Aim of the exercise: Make an exact copy of all the records.

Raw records

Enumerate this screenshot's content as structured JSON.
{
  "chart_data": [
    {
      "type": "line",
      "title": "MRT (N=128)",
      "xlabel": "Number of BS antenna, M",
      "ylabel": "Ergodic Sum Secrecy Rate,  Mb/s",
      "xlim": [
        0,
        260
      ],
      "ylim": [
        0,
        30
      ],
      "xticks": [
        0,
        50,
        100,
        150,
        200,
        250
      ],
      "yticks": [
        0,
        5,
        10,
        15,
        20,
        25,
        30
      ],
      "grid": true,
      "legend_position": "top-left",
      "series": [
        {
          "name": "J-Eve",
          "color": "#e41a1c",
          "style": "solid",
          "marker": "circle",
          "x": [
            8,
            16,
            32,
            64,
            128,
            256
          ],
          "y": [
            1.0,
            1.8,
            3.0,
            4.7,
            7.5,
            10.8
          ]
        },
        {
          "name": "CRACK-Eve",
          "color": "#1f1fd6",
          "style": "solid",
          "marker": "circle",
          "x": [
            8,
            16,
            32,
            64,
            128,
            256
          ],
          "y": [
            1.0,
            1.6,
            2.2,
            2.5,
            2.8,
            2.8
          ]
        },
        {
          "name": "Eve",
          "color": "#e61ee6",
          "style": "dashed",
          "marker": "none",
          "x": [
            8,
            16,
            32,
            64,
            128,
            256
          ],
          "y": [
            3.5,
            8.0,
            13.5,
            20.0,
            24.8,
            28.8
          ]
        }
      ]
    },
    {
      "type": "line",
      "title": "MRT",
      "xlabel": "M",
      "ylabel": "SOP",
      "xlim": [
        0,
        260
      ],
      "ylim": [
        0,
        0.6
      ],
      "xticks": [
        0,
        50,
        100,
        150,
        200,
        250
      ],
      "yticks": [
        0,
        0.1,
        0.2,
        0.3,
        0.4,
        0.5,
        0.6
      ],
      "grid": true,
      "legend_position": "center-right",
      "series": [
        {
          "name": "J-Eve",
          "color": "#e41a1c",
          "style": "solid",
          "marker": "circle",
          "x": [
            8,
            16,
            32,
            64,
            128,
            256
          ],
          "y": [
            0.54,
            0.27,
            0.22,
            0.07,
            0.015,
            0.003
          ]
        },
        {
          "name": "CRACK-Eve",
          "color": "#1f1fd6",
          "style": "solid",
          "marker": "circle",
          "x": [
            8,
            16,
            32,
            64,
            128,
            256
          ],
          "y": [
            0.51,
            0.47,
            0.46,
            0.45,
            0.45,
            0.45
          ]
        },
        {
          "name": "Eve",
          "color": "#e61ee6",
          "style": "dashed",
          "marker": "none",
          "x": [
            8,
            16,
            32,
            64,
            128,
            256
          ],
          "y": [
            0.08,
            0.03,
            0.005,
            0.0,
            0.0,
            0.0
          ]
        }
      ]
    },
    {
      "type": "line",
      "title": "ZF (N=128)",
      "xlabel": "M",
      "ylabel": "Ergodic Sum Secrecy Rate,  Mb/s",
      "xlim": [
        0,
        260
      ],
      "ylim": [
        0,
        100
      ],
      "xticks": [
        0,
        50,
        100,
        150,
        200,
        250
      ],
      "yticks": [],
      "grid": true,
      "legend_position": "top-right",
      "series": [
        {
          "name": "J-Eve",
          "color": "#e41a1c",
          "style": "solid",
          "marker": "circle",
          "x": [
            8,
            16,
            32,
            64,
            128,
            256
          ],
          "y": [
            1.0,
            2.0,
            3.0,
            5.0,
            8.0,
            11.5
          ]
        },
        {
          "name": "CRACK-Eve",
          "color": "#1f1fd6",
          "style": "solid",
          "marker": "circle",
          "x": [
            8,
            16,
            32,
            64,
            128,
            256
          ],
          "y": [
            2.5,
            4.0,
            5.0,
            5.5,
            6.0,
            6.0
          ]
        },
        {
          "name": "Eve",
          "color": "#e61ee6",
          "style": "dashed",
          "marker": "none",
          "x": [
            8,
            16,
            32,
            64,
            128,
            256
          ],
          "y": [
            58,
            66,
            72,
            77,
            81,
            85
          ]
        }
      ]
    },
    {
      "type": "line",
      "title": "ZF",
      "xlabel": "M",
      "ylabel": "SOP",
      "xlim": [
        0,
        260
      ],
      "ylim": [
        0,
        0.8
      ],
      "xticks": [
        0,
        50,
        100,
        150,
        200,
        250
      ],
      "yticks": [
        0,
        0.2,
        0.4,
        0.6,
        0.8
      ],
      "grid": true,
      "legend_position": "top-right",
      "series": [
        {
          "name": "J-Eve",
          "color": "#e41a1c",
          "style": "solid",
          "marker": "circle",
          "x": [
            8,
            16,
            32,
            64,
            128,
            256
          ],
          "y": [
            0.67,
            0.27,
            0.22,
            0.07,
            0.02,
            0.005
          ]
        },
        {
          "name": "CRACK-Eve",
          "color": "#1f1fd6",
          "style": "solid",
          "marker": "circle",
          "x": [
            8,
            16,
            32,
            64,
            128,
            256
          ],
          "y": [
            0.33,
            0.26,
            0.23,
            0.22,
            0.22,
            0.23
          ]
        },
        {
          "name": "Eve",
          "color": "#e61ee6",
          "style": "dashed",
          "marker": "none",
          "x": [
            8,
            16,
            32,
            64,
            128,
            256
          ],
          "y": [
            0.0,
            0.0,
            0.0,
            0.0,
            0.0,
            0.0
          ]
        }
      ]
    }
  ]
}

Written solution:
Enumerate this screenshot's content as structured JSON.
{
  "chart_data": [
    {
      "type": "line",
      "title": "MRT (N=128)",
      "xlabel": "Number of BS antenna, M",
      "ylabel": "Ergodic Sum Secrecy Rate,  Mb/s",
      "xlim": [
        0,
        260
      ],
      "ylim": [
        0,
        30
      ],
      "xticks": [
        0,
        50,
        100,
        150,
        200,
        250
      ],
      "yticks": [
        0,
        5,
        10,
        15,
        20,
        25,
        30
      ],
      "grid": true,
      "legend_position": "top-left",
      "series": [
        {
          "name": "J-Eve",
          "color": "#e41a1c",
          "style": "solid",
          "marker": "circle",
          "x": [
            8,
            16,
            32,
            64,
            128,
            256
          ],
          "y": [
            1.0,
            1.8,
            3.0,
            4.7,
            7.5,
            10.8
          ]
        },
        {
          "name": "CRACK-Eve",
          "color": "#1f1fd6",
          "style": "solid",
          "marker": "circle",
          "x": [
            8,
            16,
            32,
            64,
            128,
            256
          ],
          "y": [
            1.0,
            1.6,
            2.2,
            2.5,
            2.8,
            2.8
          ]
        },
        {
          "name": "Eve",
          "color": "#e61ee6",
          "style": "dashed",
          "marker": "none",
          "x": [
            8,
            16,
            32,
            64,
            128,
            256
          ],
          "y": [
            3.5,
            8.0,
            13.5,
            20.0,
            24.8,
            28.8
          ]
        }
      ]
    },
    {
      "type": "line",
      "title": "MRT",
      "xlabel": "M",
      "ylabel": "SOP",
      "xlim": [
        0,
        260
      ],
      "ylim": [
        0,
        0.6
      ],
      "xticks": [
        0,
        50,
        100,
        150,
        200,
        250
      ],
      "yticks": [
        0,
        0.1,
        0.2,
        0.3,
        0.4,
        0.5,
        0.6
      ],
      "grid": true,
      "legend_position": "center-right",
      "series": [
        {
          "name": "J-Eve",
          "color": "#e41a1c",
          "style": "solid",
          "marker": "circle",
          "x": [
            8,
            16,
            32,
            64,
            128,
            256
          ],
          "y": [
            0.54,
            0.27,
            0.22,
            0.07,
            0.015,
            0.003
          ]
        },
        {
          "name": "CRACK-Eve",
          "color": "#1f1fd6",
          "style": "solid",
          "marker": "circle",
          "x": [
            8,
            16,
            32,
            64,
            128,
            256
          ],
          "y": [
            0.51,
            0.47,
            0.46,
            0.45,
            0.45,
            0.45
          ]
        },
        {
          "name": "Eve",
          "color": "#e61ee6",
          "style": "dashed",
          "marker": "none",
          "x": [
            8,
            16,
            32,
            64,
            128,
            256
          ],
          "y": [
            0.08,
            0.03,
            0.005,
            0.0,
            0.0,
            0.0
          ]
        }
      ]
    },
    {
      "type": "line",
      "title": "ZF (N=128)",
      "xlabel": "M",
      "ylabel": "Ergodic Sum Secrecy Rate,  Mb/s",
      "xlim": [
        0,
        260
      ],
      "ylim": [
        0,
        100
      ],
      "xticks": [
        0,
        50,
        100,
        150,
        200,
        250
      ],
      "yticks": [],
      "grid": true,
      "legend_position": "top-right",
      "series": [
        {
          "name": "J-Eve",
          "color": "#e41a1c",
          "style": "solid",
          "marker": "circle",
          "x": [
            8,
            16,
            32,
            64,
            128,
            256
          ],
          "y": [
            1.0,
            2.0,
            3.0,
            5.0,
            8.0,
            11.5
          ]
        },
        {
          "name": "CRACK-Eve",
          "color": "#1f1fd6",
          "style": "solid",
          "marker": "circle",
          "x": [
            8,
            16,
            32,
            64,
            128,
            256
          ],
          "y": [
            2.5,
            4.0,
            5.0,
            5.5,
            6.0,
            6.0
          ]
        },
        {
          "name": "Eve",
          "color": "#e61ee6",
          "style": "dashed",
          "marker": "none",
          "x": [
            8,
            16,
            32,
            64,
            128,
            256
          ],
          "y": [
            58,
            66,
            72,
            77,
            81,
            85
          ]
        }
      ]
    },
    {
      "type": "line",
      "title": "ZF",
      "xlabel": "M",
      "ylabel": "SOP",
      "xlim": [
        0,
        260
      ],
      "ylim": [
        0,
        0.8
      ],
      "xticks": [
        0,
        50,
        100,
        150,
        200,
        250
      ],
      "yticks": [
        0,
        0.2,
        0.4,
        0.6,
        0.8
      ],
      "grid": true,
      "legend_position": "top-right",
      "series": [
        {
          "name": "J-Eve",
          "color": "#e41a1c",
          "style": "solid",
          "marker": "circle",
          "x": [
            8,
            16,
            32,
            64,
            128,
            256
          ],
          "y": [
            0.67,
            0.27,
            0.22,
            0.07,
            0.02,
            0.005
          ]
        },
        {
          "name": "CRACK-Eve",
          "color": "#1f1fd6",
          "style": "solid",
          "marker": "circle",
          "x": [
            8,
            16,
            32,
            64,
            128,
            256
          ],
          "y": [
            0.33,
            0.26,
            0.23,
            0.22,
            0.22,
            0.23
          ]
        },
        {
          "name": "Eve",
          "color": "#e61ee6",
          "style": "dashed",
          "marker": "none",
          "x": [
            8,
            16,
            32,
            64,
            128,
            256
          ],
          "y": [
            0.0,
            0.0,
            0.0,
            0.0,
            0.0,
            0.0
          ]
        }
      ]
    }
  ]
}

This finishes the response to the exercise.